━━━ Data for this exercise ━━━

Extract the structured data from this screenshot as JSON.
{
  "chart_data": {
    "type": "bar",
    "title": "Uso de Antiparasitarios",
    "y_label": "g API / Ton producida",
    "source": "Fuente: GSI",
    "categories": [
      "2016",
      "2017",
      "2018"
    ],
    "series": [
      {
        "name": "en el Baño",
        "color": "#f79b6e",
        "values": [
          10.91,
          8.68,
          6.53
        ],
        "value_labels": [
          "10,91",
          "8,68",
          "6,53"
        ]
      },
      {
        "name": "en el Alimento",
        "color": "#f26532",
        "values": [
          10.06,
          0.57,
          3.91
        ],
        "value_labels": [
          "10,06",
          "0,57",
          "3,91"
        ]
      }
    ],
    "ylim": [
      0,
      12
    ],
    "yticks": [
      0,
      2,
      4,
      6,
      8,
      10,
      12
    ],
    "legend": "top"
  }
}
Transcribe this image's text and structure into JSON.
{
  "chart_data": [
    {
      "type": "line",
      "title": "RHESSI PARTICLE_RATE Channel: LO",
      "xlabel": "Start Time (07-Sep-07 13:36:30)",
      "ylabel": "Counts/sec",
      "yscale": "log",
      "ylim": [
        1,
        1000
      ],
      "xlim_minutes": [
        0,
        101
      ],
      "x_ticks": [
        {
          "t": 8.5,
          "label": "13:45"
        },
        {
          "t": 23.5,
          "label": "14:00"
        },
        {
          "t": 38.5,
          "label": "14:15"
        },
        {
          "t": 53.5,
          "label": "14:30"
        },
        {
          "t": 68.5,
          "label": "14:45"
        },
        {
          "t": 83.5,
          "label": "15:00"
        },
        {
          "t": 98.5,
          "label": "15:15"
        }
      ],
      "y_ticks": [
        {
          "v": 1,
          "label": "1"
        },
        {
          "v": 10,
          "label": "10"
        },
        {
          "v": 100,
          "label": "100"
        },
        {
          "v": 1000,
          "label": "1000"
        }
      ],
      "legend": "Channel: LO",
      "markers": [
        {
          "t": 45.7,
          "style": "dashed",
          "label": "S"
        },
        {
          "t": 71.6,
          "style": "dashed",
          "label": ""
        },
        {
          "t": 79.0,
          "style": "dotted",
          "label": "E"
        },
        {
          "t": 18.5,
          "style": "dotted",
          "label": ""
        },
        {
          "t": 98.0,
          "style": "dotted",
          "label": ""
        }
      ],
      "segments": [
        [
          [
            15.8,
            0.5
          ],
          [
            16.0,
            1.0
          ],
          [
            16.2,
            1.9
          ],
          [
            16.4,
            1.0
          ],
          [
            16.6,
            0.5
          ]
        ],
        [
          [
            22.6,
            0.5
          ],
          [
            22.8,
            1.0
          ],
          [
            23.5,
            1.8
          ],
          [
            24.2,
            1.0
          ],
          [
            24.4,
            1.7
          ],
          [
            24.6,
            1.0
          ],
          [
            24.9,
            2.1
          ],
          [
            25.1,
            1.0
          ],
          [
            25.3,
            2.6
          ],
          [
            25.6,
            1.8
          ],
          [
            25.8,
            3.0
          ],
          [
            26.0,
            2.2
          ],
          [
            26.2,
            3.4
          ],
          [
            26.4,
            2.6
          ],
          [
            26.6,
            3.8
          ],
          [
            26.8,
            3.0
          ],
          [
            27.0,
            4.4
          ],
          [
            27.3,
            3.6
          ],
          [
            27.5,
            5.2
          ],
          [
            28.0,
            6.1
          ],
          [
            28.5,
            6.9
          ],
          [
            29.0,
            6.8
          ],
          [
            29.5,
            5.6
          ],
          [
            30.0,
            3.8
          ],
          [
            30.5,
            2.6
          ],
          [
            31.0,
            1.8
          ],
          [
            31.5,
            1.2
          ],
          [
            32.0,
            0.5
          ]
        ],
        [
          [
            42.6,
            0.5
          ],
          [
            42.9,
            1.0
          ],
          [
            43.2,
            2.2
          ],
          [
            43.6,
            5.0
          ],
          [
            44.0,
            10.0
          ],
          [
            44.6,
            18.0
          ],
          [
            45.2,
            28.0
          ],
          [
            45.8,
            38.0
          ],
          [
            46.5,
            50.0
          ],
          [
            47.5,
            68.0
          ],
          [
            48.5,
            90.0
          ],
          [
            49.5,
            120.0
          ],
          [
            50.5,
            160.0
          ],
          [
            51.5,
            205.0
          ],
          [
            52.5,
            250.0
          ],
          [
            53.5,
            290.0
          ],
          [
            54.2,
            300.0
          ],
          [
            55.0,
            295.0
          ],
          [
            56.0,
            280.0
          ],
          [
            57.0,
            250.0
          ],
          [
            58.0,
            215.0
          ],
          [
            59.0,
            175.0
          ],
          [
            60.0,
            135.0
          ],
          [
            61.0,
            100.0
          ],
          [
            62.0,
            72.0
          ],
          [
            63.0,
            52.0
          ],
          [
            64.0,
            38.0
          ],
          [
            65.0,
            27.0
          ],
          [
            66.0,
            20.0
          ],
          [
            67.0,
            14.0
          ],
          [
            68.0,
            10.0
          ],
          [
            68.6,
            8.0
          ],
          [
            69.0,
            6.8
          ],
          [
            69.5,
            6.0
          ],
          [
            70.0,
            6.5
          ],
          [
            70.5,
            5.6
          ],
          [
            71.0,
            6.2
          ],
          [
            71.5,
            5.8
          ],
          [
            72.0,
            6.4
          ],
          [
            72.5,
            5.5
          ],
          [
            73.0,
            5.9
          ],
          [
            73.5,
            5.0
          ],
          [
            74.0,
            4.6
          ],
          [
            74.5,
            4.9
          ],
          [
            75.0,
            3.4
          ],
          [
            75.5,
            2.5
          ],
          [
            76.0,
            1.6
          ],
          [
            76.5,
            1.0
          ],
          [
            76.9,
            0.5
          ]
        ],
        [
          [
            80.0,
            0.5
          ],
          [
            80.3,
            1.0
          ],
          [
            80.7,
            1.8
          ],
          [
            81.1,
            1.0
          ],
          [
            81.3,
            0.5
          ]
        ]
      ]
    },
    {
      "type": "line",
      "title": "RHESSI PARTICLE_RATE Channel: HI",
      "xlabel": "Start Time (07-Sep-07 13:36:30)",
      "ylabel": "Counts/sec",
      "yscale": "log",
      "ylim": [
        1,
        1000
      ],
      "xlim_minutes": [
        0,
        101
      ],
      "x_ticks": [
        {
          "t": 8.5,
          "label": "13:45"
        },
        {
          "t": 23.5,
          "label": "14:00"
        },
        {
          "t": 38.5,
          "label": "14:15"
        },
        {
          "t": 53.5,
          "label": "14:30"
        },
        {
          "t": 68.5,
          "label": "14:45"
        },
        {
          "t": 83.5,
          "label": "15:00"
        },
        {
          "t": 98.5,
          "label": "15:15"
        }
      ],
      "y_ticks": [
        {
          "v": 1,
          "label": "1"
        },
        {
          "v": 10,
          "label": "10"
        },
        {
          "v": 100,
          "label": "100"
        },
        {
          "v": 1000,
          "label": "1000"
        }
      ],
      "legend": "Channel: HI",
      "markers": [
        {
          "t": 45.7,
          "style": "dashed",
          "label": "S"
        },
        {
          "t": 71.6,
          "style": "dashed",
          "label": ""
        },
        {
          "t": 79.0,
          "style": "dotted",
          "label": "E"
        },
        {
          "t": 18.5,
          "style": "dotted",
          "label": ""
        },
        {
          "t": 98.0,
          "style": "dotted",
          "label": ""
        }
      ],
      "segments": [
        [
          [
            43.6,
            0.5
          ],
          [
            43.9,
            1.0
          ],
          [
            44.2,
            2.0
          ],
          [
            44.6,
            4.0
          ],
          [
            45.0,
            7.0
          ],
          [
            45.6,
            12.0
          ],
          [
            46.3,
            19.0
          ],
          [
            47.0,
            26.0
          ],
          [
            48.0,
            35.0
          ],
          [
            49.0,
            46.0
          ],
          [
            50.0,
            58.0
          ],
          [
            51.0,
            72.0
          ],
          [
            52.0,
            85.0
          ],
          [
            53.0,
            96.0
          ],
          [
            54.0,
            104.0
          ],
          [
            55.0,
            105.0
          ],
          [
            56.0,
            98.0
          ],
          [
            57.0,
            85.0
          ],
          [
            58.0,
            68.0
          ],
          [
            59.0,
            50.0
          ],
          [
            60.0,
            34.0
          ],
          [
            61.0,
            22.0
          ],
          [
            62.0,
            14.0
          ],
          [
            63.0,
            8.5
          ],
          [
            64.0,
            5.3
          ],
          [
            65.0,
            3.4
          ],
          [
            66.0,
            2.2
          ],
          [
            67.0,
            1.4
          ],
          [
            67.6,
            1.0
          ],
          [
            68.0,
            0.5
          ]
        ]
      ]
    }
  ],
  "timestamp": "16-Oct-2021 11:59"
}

━━━

Your task — Identify the lines that contain the string "legend", and copy every one of them.

Written response —
    "legend": "top"
      "legend": "Channel: LO",
      "legend": "Channel: HI",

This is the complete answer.